Data records:
[start]
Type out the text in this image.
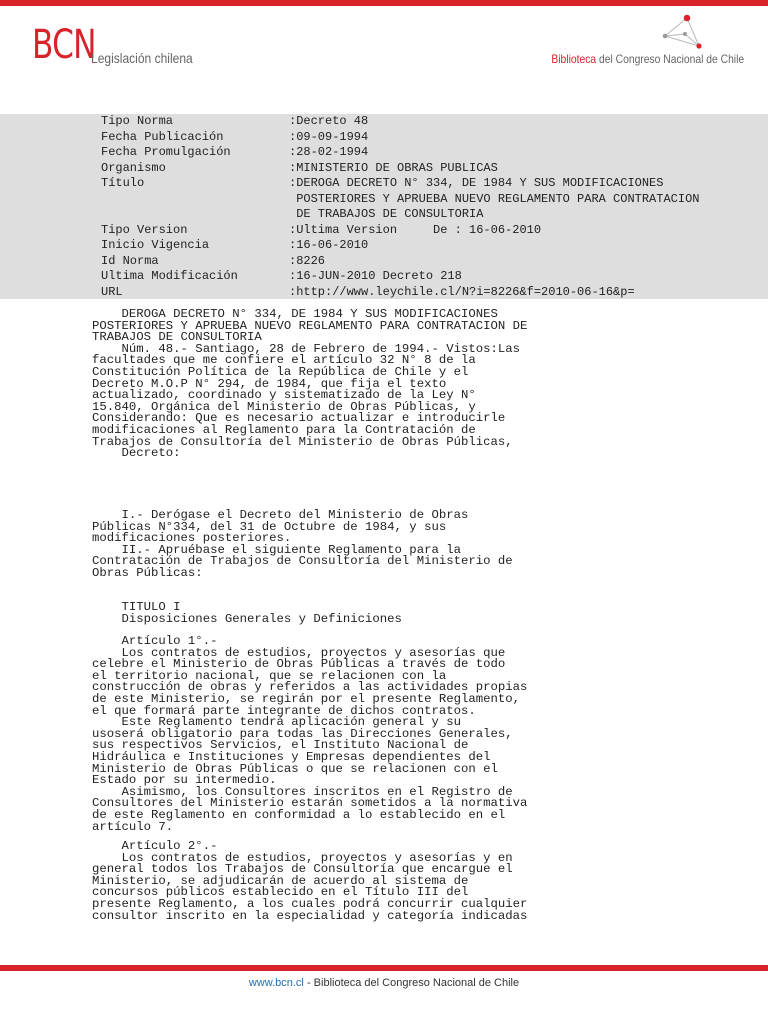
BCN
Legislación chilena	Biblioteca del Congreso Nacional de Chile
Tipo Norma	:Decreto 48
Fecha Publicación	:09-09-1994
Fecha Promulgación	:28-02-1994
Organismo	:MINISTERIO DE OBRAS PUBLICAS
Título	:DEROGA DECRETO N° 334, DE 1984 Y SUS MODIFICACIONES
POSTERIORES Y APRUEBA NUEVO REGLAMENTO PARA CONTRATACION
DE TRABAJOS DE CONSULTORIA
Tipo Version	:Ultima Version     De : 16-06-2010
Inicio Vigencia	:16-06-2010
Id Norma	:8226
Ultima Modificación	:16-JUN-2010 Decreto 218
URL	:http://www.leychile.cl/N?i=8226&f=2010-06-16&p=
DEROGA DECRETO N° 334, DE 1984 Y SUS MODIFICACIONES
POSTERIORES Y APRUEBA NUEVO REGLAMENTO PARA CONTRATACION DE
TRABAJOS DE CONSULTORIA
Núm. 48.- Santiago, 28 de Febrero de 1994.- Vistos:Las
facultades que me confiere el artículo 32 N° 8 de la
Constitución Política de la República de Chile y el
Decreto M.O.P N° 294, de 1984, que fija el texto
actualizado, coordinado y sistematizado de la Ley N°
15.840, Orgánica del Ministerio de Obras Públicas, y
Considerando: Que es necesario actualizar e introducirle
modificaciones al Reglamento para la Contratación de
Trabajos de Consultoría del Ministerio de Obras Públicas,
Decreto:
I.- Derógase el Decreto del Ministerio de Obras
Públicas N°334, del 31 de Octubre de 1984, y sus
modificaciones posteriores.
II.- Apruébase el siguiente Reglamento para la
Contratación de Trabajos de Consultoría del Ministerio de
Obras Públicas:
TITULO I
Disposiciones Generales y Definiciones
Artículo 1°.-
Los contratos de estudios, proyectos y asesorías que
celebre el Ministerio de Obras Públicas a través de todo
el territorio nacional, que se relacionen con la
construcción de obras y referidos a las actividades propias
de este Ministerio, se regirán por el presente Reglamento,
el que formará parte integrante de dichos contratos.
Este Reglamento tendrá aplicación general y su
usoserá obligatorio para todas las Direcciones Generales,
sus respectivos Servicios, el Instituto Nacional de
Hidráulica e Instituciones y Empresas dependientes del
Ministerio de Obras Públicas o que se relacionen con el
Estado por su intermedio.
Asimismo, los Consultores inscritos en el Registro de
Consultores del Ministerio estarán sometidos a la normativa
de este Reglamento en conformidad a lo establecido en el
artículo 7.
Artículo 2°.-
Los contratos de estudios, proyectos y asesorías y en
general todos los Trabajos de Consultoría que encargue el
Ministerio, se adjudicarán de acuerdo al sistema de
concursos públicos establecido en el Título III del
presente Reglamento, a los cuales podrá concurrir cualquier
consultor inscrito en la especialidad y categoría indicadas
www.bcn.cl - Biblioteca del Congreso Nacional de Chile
[end]
◆ Exercise requirements
For each line above that contains the word "relacionen", copy that line.

◆ Task output
el territorio nacional, que se relacionen con la
Ministerio de Obras Públicas o que se relacionen con el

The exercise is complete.